== Work to do ==
Quote the listing below in its entirety, omitting every image.

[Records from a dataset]
----------------
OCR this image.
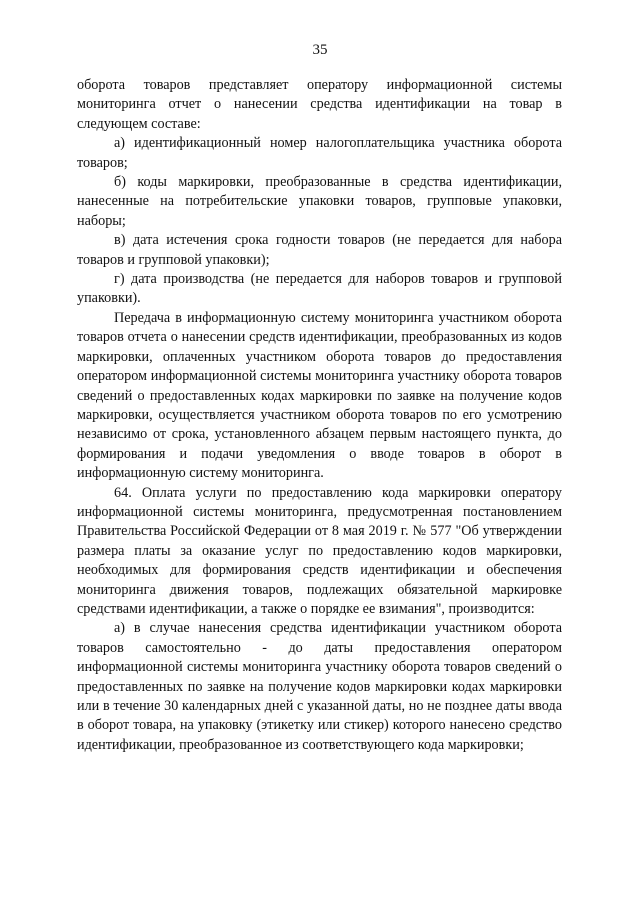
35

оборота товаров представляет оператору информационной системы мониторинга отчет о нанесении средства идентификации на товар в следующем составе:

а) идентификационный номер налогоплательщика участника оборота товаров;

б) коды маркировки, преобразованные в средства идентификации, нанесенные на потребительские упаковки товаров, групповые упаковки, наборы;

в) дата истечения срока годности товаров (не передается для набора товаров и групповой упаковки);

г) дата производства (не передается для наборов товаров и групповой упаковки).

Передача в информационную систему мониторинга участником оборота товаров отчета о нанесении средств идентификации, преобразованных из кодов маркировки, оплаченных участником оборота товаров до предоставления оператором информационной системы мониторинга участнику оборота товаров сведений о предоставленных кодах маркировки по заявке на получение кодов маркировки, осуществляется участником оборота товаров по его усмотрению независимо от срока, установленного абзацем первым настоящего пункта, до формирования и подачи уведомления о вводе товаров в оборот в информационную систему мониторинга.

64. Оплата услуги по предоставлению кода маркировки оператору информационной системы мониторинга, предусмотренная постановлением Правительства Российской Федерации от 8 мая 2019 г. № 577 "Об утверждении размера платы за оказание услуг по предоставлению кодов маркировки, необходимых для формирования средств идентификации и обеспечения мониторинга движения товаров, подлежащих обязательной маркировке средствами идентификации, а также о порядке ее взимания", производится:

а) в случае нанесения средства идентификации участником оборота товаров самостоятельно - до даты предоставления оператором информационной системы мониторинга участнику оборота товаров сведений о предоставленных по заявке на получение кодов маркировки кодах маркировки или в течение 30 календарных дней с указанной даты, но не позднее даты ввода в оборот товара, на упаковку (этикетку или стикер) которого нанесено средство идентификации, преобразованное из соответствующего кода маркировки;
----------------
== Response to the exercise ==
OCR this image.
35

оборота товаров представляет оператору информационной системы мониторинга отчет о нанесении средства идентификации на товар в следующем составе:

а) идентификационный номер налогоплательщика участника оборота товаров;

б) коды маркировки, преобразованные в средства идентификации, нанесенные на потребительские упаковки товаров, групповые упаковки, наборы;

в) дата истечения срока годности товаров (не передается для набора товаров и групповой упаковки);

г) дата производства (не передается для наборов товаров и групповой упаковки).

Передача в информационную систему мониторинга участником оборота товаров отчета о нанесении средств идентификации, преобразованных из кодов маркировки, оплаченных участником оборота товаров до предоставления оператором информационной системы мониторинга участнику оборота товаров сведений о предоставленных кодах маркировки по заявке на получение кодов маркировки, осуществляется участником оборота товаров по его усмотрению независимо от срока, установленного абзацем первым настоящего пункта, до формирования и подачи уведомления о вводе товаров в оборот в информационную систему мониторинга.

64. Оплата услуги по предоставлению кода маркировки оператору информационной системы мониторинга, предусмотренная постановлением Правительства Российской Федерации от 8 мая 2019 г. № 577 "Об утверждении размера платы за оказание услуг по предоставлению кодов маркировки, необходимых для формирования средств идентификации и обеспечения мониторинга движения товаров, подлежащих обязательной маркировке средствами идентификации, а также о порядке ее взимания", производится:

а) в случае нанесения средства идентификации участником оборота товаров самостоятельно - до даты предоставления оператором информационной системы мониторинга участнику оборота товаров сведений о предоставленных по заявке на получение кодов маркировки кодах маркировки или в течение 30 календарных дней с указанной даты, но не позднее даты ввода в оборот товара, на упаковку (этикетку или стикер) которого нанесено средство идентификации, преобразованное из соответствующего кода маркировки;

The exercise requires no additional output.